Rewrite the data below as a numbered list, one line per item, and drop any blank lines.

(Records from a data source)
# # # # # # #
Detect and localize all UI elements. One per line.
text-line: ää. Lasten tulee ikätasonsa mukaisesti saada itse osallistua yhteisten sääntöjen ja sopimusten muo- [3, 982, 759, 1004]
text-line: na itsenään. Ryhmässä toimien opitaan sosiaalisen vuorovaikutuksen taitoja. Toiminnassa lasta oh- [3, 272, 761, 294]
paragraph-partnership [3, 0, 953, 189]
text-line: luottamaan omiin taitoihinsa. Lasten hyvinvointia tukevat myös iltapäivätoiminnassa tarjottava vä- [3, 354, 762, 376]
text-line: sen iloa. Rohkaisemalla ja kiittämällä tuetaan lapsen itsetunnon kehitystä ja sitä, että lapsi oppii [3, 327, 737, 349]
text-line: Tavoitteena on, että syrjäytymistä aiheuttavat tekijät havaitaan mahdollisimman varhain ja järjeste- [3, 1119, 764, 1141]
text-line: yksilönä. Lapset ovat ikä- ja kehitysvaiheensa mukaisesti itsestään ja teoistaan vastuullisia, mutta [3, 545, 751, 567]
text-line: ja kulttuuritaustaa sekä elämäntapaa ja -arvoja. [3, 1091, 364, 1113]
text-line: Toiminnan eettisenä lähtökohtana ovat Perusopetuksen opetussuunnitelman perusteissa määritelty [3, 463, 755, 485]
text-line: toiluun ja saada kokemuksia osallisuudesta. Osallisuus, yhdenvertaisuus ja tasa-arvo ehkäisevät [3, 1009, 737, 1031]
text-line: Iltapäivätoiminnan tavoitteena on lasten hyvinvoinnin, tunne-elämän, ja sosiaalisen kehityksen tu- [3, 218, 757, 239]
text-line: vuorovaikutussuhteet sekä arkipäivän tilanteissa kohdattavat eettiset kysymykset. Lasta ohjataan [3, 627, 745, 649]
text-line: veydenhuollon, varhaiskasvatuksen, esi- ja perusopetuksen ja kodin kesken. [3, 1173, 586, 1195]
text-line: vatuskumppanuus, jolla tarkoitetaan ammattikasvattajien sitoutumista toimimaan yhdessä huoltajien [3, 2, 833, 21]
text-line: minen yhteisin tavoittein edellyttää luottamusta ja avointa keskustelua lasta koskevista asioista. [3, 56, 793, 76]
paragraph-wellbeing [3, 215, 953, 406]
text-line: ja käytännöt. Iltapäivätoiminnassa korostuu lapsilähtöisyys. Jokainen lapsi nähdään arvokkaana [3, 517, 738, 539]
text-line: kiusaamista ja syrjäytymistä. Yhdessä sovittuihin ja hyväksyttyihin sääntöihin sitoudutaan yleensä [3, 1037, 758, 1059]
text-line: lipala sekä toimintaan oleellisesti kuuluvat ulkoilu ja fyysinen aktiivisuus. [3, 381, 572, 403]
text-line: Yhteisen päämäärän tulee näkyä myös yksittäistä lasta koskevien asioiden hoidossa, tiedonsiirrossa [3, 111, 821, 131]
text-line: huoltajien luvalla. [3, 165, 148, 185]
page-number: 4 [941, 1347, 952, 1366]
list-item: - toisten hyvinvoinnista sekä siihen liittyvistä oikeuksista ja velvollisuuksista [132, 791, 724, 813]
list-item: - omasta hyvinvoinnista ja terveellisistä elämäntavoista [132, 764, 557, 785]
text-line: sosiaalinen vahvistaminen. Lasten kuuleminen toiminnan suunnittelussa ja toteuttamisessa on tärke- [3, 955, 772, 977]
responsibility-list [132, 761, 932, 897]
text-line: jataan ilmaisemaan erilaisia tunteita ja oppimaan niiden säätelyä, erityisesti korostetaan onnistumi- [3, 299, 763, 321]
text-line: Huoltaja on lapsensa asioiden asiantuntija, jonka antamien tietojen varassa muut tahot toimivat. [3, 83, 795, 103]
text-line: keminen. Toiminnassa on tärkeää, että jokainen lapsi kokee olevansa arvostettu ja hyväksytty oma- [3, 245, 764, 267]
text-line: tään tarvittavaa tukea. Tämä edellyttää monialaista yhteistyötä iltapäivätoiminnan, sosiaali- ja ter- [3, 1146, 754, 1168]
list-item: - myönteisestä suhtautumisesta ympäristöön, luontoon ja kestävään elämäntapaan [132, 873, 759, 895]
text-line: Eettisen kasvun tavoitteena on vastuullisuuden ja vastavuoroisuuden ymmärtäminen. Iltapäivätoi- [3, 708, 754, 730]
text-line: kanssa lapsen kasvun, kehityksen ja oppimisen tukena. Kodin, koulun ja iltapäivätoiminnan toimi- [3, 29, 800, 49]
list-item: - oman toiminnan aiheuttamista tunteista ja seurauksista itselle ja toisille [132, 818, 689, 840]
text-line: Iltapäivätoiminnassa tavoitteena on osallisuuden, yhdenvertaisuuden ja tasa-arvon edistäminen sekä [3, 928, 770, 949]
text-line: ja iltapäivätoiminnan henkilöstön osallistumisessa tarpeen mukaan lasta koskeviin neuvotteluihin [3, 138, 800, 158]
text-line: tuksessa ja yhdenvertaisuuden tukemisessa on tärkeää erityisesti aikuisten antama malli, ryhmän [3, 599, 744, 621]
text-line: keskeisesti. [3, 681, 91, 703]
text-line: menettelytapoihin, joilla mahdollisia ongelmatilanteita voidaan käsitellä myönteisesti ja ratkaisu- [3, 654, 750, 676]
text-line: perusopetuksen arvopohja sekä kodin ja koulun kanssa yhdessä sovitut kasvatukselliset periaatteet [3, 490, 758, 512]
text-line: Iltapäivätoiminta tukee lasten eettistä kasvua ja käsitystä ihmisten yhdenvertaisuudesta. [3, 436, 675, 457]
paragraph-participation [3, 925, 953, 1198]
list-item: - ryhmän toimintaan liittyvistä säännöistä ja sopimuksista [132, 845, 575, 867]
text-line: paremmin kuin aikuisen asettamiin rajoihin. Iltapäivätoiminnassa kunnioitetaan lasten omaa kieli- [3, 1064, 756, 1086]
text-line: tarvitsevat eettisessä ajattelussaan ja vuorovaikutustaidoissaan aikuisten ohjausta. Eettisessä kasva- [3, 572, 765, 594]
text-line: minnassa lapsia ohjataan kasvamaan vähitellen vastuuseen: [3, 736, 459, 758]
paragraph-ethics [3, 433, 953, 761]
# # # # # # #
Solution for this exercise
1. Detect and localize all UI elements. One per line.
2. text-line: ää. Lasten tulee ikätasonsa mukaisesti saada itse osallistua yhteisten sääntöjen ja sopimusten muo- [3, 982, 759, 1004]
3. text-line: na itsenään. Ryhmässä toimien opitaan sosiaalisen vuorovaikutuksen taitoja. Toiminnassa lasta oh- [3, 272, 761, 294]
4. paragraph-partnership [3, 0, 953, 189]
5. text-line: luottamaan omiin taitoihinsa. Lasten hyvinvointia tukevat myös iltapäivätoiminnassa tarjottava vä- [3, 354, 762, 376]
6. text-line: sen iloa. Rohkaisemalla ja kiittämällä tuetaan lapsen itsetunnon kehitystä ja sitä, että lapsi oppii [3, 327, 737, 349]
7. text-line: Tavoitteena on, että syrjäytymistä aiheuttavat tekijät havaitaan mahdollisimman varhain ja järjeste- [3, 1119, 764, 1141]
8. text-line: yksilönä. Lapset ovat ikä- ja kehitysvaiheensa mukaisesti itsestään ja teoistaan vastuullisia, mutta [3, 545, 751, 567]
9. text-line: ja kulttuuritaustaa sekä elämäntapaa ja -arvoja. [3, 1091, 364, 1113]
10. text-line: Toiminnan eettisenä lähtökohtana ovat Perusopetuksen opetussuunnitelman perusteissa määritelty [3, 463, 755, 485]
11. text-line: toiluun ja saada kokemuksia osallisuudesta. Osallisuus, yhdenvertaisuus ja tasa-arvo ehkäisevät [3, 1009, 737, 1031]
12. text-line: Iltapäivätoiminnan tavoitteena on lasten hyvinvoinnin, tunne-elämän, ja sosiaalisen kehityksen tu- [3, 218, 757, 239]
13. text-line: vuorovaikutussuhteet sekä arkipäivän tilanteissa kohdattavat eettiset kysymykset. Lasta ohjataan [3, 627, 745, 649]
14. text-line: veydenhuollon, varhaiskasvatuksen, esi- ja perusopetuksen ja kodin kesken. [3, 1173, 586, 1195]
15. text-line: vatuskumppanuus, jolla tarkoitetaan ammattikasvattajien sitoutumista toimimaan yhdessä huoltajien [3, 2, 833, 21]
16. text-line: minen yhteisin tavoittein edellyttää luottamusta ja avointa keskustelua lasta koskevista asioista. [3, 56, 793, 76]
17. paragraph-wellbeing [3, 215, 953, 406]
18. text-line: ja käytännöt. Iltapäivätoiminnassa korostuu lapsilähtöisyys. Jokainen lapsi nähdään arvokkaana [3, 517, 738, 539]
19. text-line: kiusaamista ja syrjäytymistä. Yhdessä sovittuihin ja hyväksyttyihin sääntöihin sitoudutaan yleensä [3, 1037, 758, 1059]
20. text-line: lipala sekä toimintaan oleellisesti kuuluvat ulkoilu ja fyysinen aktiivisuus. [3, 381, 572, 403]
21. text-line: Yhteisen päämäärän tulee näkyä myös yksittäistä lasta koskevien asioiden hoidossa, tiedonsiirrossa [3, 111, 821, 131]
22. text-line: huoltajien luvalla. [3, 165, 148, 185]
23. page-number: 4 [941, 1347, 952, 1366]
24. list-item: - toisten hyvinvoinnista sekä siihen liittyvistä oikeuksista ja velvollisuuksista [132, 791, 724, 813]
25. list-item: - omasta hyvinvoinnista ja terveellisistä elämäntavoista [132, 764, 557, 785]
26. text-line: sosiaalinen vahvistaminen. Lasten kuuleminen toiminnan suunnittelussa ja toteuttamisessa on tärke- [3, 955, 772, 977]
27. responsibility-list [132, 761, 932, 897]
28. text-line: jataan ilmaisemaan erilaisia tunteita ja oppimaan niiden säätelyä, erityisesti korostetaan onnistumi- [3, 299, 763, 321]
29. text-line: Huoltaja on lapsensa asioiden asiantuntija, jonka antamien tietojen varassa muut tahot toimivat. [3, 83, 795, 103]
30. text-line: keminen. Toiminnassa on tärkeää, että jokainen lapsi kokee olevansa arvostettu ja hyväksytty oma- [3, 245, 764, 267]
31. text-line: tään tarvittavaa tukea. Tämä edellyttää monialaista yhteistyötä iltapäivätoiminnan, sosiaali- ja ter- [3, 1146, 754, 1168]
32. list-item: - myönteisestä suhtautumisesta ympäristöön, luontoon ja kestävään elämäntapaan [132, 873, 759, 895]
33. text-line: Eettisen kasvun tavoitteena on vastuullisuuden ja vastavuoroisuuden ymmärtäminen. Iltapäivätoi- [3, 708, 754, 730]
34. text-line: kanssa lapsen kasvun, kehityksen ja oppimisen tukena. Kodin, koulun ja iltapäivätoiminnan toimi- [3, 29, 800, 49]
35. list-item: - oman toiminnan aiheuttamista tunteista ja seurauksista itselle ja toisille [132, 818, 689, 840]
36. text-line: Iltapäivätoiminnassa tavoitteena on osallisuuden, yhdenvertaisuuden ja tasa-arvon edistäminen sekä [3, 928, 770, 949]
37. text-line: ja iltapäivätoiminnan henkilöstön osallistumisessa tarpeen mukaan lasta koskeviin neuvotteluihin [3, 138, 800, 158]
38. text-line: tuksessa ja yhdenvertaisuuden tukemisessa on tärkeää erityisesti aikuisten antama malli, ryhmän [3, 599, 744, 621]
39. text-line: keskeisesti. [3, 681, 91, 703]
40. text-line: menettelytapoihin, joilla mahdollisia ongelmatilanteita voidaan käsitellä myönteisesti ja ratkaisu- [3, 654, 750, 676]
41. text-line: perusopetuksen arvopohja sekä kodin ja koulun kanssa yhdessä sovitut kasvatukselliset periaatteet [3, 490, 758, 512]
42. text-line: Iltapäivätoiminta tukee lasten eettistä kasvua ja käsitystä ihmisten yhdenvertaisuudesta. [3, 436, 675, 457]
43. paragraph-participation [3, 925, 953, 1198]
44. list-item: - ryhmän toimintaan liittyvistä säännöistä ja sopimuksista [132, 845, 575, 867]
45. text-line: paremmin kuin aikuisen asettamiin rajoihin. Iltapäivätoiminnassa kunnioitetaan lasten omaa kieli- [3, 1064, 756, 1086]
46. text-line: tarvitsevat eettisessä ajattelussaan ja vuorovaikutustaidoissaan aikuisten ohjausta. Eettisessä kasva- [3, 572, 765, 594]
47. text-line: minnassa lapsia ohjataan kasvamaan vähitellen vastuuseen: [3, 736, 459, 758]
48. paragraph-ethics [3, 433, 953, 761]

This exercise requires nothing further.